### AIM:
Can you put every one of the entries below into a Markdown table with two columns, No. and Line, numbering each row and skipping any blank lines?

### LISTED RECORDS:
+++

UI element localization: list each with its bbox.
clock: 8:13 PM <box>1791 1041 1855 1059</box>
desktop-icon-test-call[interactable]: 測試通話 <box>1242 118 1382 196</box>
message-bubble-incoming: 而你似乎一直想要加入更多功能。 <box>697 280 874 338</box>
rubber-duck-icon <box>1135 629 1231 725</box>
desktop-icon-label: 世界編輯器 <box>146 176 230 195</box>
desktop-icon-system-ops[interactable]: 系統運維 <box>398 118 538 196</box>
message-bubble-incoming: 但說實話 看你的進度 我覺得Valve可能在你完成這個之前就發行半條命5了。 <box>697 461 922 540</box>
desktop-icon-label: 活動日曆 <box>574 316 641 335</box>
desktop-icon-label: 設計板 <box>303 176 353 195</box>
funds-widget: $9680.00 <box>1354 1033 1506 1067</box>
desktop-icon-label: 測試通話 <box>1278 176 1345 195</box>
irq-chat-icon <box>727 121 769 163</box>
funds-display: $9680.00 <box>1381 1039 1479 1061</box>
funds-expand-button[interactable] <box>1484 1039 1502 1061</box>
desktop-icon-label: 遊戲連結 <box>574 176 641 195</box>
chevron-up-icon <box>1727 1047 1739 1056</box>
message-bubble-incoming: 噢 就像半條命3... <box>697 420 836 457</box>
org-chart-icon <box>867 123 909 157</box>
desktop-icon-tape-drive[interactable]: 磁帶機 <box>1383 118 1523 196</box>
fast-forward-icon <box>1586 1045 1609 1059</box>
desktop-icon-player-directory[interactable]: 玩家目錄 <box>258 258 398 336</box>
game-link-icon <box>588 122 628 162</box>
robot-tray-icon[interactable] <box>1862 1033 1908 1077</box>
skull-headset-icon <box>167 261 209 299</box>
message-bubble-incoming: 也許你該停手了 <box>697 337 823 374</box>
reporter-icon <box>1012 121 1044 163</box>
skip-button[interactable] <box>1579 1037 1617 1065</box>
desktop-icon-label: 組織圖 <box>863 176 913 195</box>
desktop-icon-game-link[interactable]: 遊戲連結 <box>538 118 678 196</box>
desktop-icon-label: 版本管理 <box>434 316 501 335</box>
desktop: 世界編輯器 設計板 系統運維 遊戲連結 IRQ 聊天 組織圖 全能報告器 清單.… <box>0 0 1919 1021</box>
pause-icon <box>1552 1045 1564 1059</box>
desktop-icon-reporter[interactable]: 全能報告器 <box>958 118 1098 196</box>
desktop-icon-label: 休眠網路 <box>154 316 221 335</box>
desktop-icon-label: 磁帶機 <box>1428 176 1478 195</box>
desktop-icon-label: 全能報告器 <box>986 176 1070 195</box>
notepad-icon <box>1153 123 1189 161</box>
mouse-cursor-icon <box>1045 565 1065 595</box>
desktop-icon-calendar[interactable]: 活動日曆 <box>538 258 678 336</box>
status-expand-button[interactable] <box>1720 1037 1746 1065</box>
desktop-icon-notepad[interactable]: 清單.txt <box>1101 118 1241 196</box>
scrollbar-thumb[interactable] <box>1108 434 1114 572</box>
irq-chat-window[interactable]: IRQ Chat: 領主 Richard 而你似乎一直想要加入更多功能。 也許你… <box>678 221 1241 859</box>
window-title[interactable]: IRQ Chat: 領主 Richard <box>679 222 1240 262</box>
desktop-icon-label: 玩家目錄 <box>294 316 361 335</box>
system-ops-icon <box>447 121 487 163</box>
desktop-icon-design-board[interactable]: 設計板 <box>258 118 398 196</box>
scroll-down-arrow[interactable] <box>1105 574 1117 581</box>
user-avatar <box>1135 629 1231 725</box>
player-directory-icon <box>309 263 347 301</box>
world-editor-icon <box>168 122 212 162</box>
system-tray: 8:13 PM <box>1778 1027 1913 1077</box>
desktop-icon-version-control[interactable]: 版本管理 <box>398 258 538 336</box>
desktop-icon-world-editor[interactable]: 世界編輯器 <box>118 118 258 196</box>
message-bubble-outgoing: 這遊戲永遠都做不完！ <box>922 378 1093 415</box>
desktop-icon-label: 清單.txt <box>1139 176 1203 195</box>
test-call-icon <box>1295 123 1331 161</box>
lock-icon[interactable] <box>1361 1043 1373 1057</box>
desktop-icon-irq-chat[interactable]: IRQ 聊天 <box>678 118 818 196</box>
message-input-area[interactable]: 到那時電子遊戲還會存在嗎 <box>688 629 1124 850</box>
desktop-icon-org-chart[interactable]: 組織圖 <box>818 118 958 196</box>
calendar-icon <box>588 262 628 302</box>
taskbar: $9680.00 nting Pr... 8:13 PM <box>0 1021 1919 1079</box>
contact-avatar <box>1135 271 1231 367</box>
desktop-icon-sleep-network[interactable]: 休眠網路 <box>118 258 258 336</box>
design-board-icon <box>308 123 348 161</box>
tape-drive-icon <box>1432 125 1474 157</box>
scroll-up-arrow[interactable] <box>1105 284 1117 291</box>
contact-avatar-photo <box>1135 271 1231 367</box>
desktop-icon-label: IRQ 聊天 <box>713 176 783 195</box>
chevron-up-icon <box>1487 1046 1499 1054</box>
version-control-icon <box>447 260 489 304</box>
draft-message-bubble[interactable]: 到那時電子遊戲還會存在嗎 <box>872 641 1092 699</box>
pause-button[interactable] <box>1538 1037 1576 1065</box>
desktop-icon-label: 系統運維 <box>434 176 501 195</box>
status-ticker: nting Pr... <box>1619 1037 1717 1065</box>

+++

### SOLUTION FOR THIS TASK:
| No. | Line |
|---|---|
| 1 | UI element localization: list each with its bbox. |
| 2 | clock: 8:13 PM <box>1791 1041 1855 1059</box> |
| 3 | desktop-icon-test-call[interactable]: 測試通話 <box>1242 118 1382 196</box> |
| 4 | message-bubble-incoming: 而你似乎一直想要加入更多功能。 <box>697 280 874 338</box> |
| 5 | rubber-duck-icon <box>1135 629 1231 725</box> |
| 6 | desktop-icon-label: 世界編輯器 <box>146 176 230 195</box> |
| 7 | desktop-icon-system-ops[interactable]: 系統運維 <box>398 118 538 196</box> |
| 8 | message-bubble-incoming: 但說實話 看你的進度 我覺得Valve可能在你完成這個之前就發行半條命5了。 <box>697 461 922 540</box> |
| 9 | desktop-icon-label: 活動日曆 <box>574 316 641 335</box> |
| 10 | desktop-icon-label: 設計板 <box>303 176 353 195</box> |
| 11 | funds-widget: $9680.00 <box>1354 1033 1506 1067</box> |
| 12 | desktop-icon-label: 測試通話 <box>1278 176 1345 195</box> |
| 13 | irq-chat-icon <box>727 121 769 163</box> |
| 14 | funds-display: $9680.00 <box>1381 1039 1479 1061</box> |
| 15 | funds-expand-button[interactable] <box>1484 1039 1502 1061</box> |
| 16 | desktop-icon-label: 遊戲連結 <box>574 176 641 195</box> |
| 17 | chevron-up-icon <box>1727 1047 1739 1056</box> |
| 18 | message-bubble-incoming: 噢 就像半條命3... <box>697 420 836 457</box> |
| 19 | org-chart-icon <box>867 123 909 157</box> |
| 20 | desktop-icon-tape-drive[interactable]: 磁帶機 <box>1383 118 1523 196</box> |
| 21 | fast-forward-icon <box>1586 1045 1609 1059</box> |
| 22 | desktop-icon-player-directory[interactable]: 玩家目錄 <box>258 258 398 336</box> |
| 23 | game-link-icon <box>588 122 628 162</box> |
| 24 | robot-tray-icon[interactable] <box>1862 1033 1908 1077</box> |
| 25 | skull-headset-icon <box>167 261 209 299</box> |
| 26 | message-bubble-incoming: 也許你該停手了 <box>697 337 823 374</box> |
| 27 | reporter-icon <box>1012 121 1044 163</box> |
| 28 | skip-button[interactable] <box>1579 1037 1617 1065</box> |
| 29 | desktop-icon-label: 組織圖 <box>863 176 913 195</box> |
| 30 | desktop-icon-game-link[interactable]: 遊戲連結 <box>538 118 678 196</box> |
| 31 | desktop-icon-label: 版本管理 <box>434 316 501 335</box> |
| 32 | desktop: 世界編輯器 設計板 系統運維 遊戲連結 IRQ 聊天 組織圖 全能報告器 清單.… <box>0 0 1919 1021</box> |
| 33 | pause-icon <box>1552 1045 1564 1059</box> |
| 34 | desktop-icon-reporter[interactable]: 全能報告器 <box>958 118 1098 196</box> |
| 35 | desktop-icon-label: 休眠網路 <box>154 316 221 335</box> |
| 36 | desktop-icon-label: 磁帶機 <box>1428 176 1478 195</box> |
| 37 | desktop-icon-label: 全能報告器 <box>986 176 1070 195</box> |
| 38 | notepad-icon <box>1153 123 1189 161</box> |
| 39 | mouse-cursor-icon <box>1045 565 1065 595</box> |
| 40 | desktop-icon-calendar[interactable]: 活動日曆 <box>538 258 678 336</box> |
| 41 | status-expand-button[interactable] <box>1720 1037 1746 1065</box> |
| 42 | desktop-icon-notepad[interactable]: 清單.txt <box>1101 118 1241 196</box> |
| 43 | scrollbar-thumb[interactable] <box>1108 434 1114 572</box> |
| 44 | irq-chat-window[interactable]: IRQ Chat: 領主 Richard 而你似乎一直想要加入更多功能。 也許你… <box>678 221 1241 859</box> |
| 45 | window-title[interactable]: IRQ Chat: 領主 Richard <box>679 222 1240 262</box> |
| 46 | desktop-icon-label: 玩家目錄 <box>294 316 361 335</box> |
| 47 | system-ops-icon <box>447 121 487 163</box> |
| 48 | desktop-icon-design-board[interactable]: 設計板 <box>258 118 398 196</box> |
| 49 | scroll-down-arrow[interactable] <box>1105 574 1117 581</box> |
| 50 | user-avatar <box>1135 629 1231 725</box> |
| 51 | player-directory-icon <box>309 263 347 301</box> |
| 52 | world-editor-icon <box>168 122 212 162</box> |
| 53 | system-tray: 8:13 PM <box>1778 1027 1913 1077</box> |
| 54 | desktop-icon-version-control[interactable]: 版本管理 <box>398 258 538 336</box> |
| 55 | desktop-icon-world-editor[interactable]: 世界編輯器 <box>118 118 258 196</box> |
| 56 | message-bubble-outgoing: 這遊戲永遠都做不完！ <box>922 378 1093 415</box> |
| 57 | desktop-icon-label: 清單.txt <box>1139 176 1203 195</box> |
| 58 | test-call-icon <box>1295 123 1331 161</box> |
| 59 | lock-icon[interactable] <box>1361 1043 1373 1057</box> |
| 60 | desktop-icon-irq-chat[interactable]: IRQ 聊天 <box>678 118 818 196</box> |
| 61 | message-input-area[interactable]: 到那時電子遊戲還會存在嗎 <box>688 629 1124 850</box> |
| 62 | desktop-icon-org-chart[interactable]: 組織圖 <box>818 118 958 196</box> |
| 63 | calendar-icon <box>588 262 628 302</box> |
| 64 | taskbar: $9680.00 nting Pr... 8:13 PM <box>0 1021 1919 1079</box> |
| 65 | contact-avatar <box>1135 271 1231 367</box> |
| 66 | desktop-icon-sleep-network[interactable]: 休眠網路 <box>118 258 258 336</box> |
| 67 | design-board-icon <box>308 123 348 161</box> |
| 68 | tape-drive-icon <box>1432 125 1474 157</box> |
| 69 | scroll-up-arrow[interactable] <box>1105 284 1117 291</box> |
| 70 | contact-avatar-photo <box>1135 271 1231 367</box> |
| 71 | desktop-icon-label: IRQ 聊天 <box>713 176 783 195</box> |
| 72 | chevron-up-icon <box>1487 1046 1499 1054</box> |
| 73 | version-control-icon <box>447 260 489 304</box> |
| 74 | draft-message-bubble[interactable]: 到那時電子遊戲還會存在嗎 <box>872 641 1092 699</box> |
| 75 | pause-button[interactable] <box>1538 1037 1576 1065</box> |
| 76 | desktop-icon-label: 系統運維 <box>434 176 501 195</box> |
| 77 | status-ticker: nting Pr... <box>1619 1037 1717 1065</box> |